**Records provided**
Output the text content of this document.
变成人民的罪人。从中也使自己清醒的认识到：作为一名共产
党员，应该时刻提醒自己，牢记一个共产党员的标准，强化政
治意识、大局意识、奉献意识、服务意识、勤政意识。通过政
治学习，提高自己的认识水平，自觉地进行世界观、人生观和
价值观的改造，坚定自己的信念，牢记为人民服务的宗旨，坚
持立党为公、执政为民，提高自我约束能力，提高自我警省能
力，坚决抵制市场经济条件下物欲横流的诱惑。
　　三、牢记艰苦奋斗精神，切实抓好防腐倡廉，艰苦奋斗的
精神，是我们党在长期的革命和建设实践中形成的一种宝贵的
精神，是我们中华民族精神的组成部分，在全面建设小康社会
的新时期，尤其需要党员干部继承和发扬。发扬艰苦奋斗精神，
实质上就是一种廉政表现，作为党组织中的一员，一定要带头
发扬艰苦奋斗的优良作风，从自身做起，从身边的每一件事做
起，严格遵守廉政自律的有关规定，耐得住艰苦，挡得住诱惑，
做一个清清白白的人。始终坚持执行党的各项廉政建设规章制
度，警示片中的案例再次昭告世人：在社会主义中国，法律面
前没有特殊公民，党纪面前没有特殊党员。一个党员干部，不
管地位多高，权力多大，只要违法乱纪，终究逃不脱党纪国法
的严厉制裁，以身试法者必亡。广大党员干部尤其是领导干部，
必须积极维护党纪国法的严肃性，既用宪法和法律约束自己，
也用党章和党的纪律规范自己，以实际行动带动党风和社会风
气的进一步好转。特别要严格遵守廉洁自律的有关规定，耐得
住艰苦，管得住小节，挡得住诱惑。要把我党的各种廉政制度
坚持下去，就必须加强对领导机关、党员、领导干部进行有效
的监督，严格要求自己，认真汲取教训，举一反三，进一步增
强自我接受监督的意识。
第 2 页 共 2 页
* * *
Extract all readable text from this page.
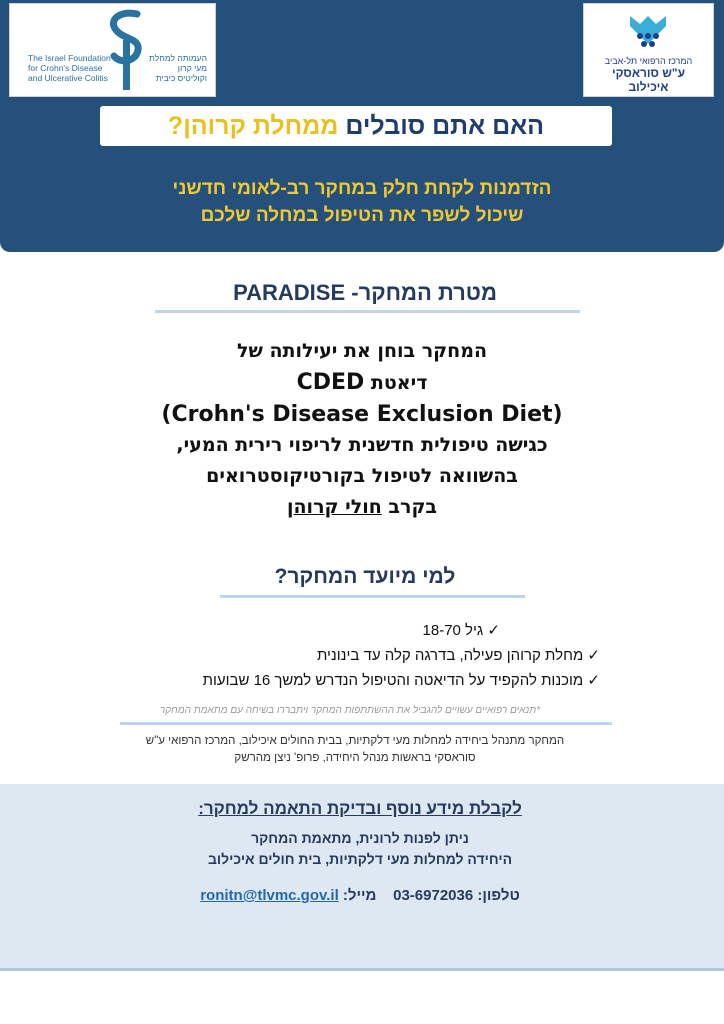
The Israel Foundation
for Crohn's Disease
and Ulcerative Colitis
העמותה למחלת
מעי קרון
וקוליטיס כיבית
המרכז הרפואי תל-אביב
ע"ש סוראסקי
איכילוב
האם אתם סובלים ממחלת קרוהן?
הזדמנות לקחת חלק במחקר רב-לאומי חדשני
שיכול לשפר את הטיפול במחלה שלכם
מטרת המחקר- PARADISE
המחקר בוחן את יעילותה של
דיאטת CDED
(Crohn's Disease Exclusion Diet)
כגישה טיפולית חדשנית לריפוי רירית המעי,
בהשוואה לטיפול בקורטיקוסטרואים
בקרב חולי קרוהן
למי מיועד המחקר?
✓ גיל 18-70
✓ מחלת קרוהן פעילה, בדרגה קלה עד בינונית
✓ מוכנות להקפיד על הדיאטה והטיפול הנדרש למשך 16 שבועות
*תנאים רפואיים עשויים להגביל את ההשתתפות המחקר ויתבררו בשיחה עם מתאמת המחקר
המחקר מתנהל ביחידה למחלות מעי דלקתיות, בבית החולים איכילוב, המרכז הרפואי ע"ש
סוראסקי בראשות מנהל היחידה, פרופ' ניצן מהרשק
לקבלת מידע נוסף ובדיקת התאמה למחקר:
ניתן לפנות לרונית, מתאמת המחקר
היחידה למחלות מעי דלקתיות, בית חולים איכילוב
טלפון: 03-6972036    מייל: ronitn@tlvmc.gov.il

**Problem details**
In the entries above, identify every line with the string "this".

**Output**
Output the text content of this document.
Extract all readable text from this page.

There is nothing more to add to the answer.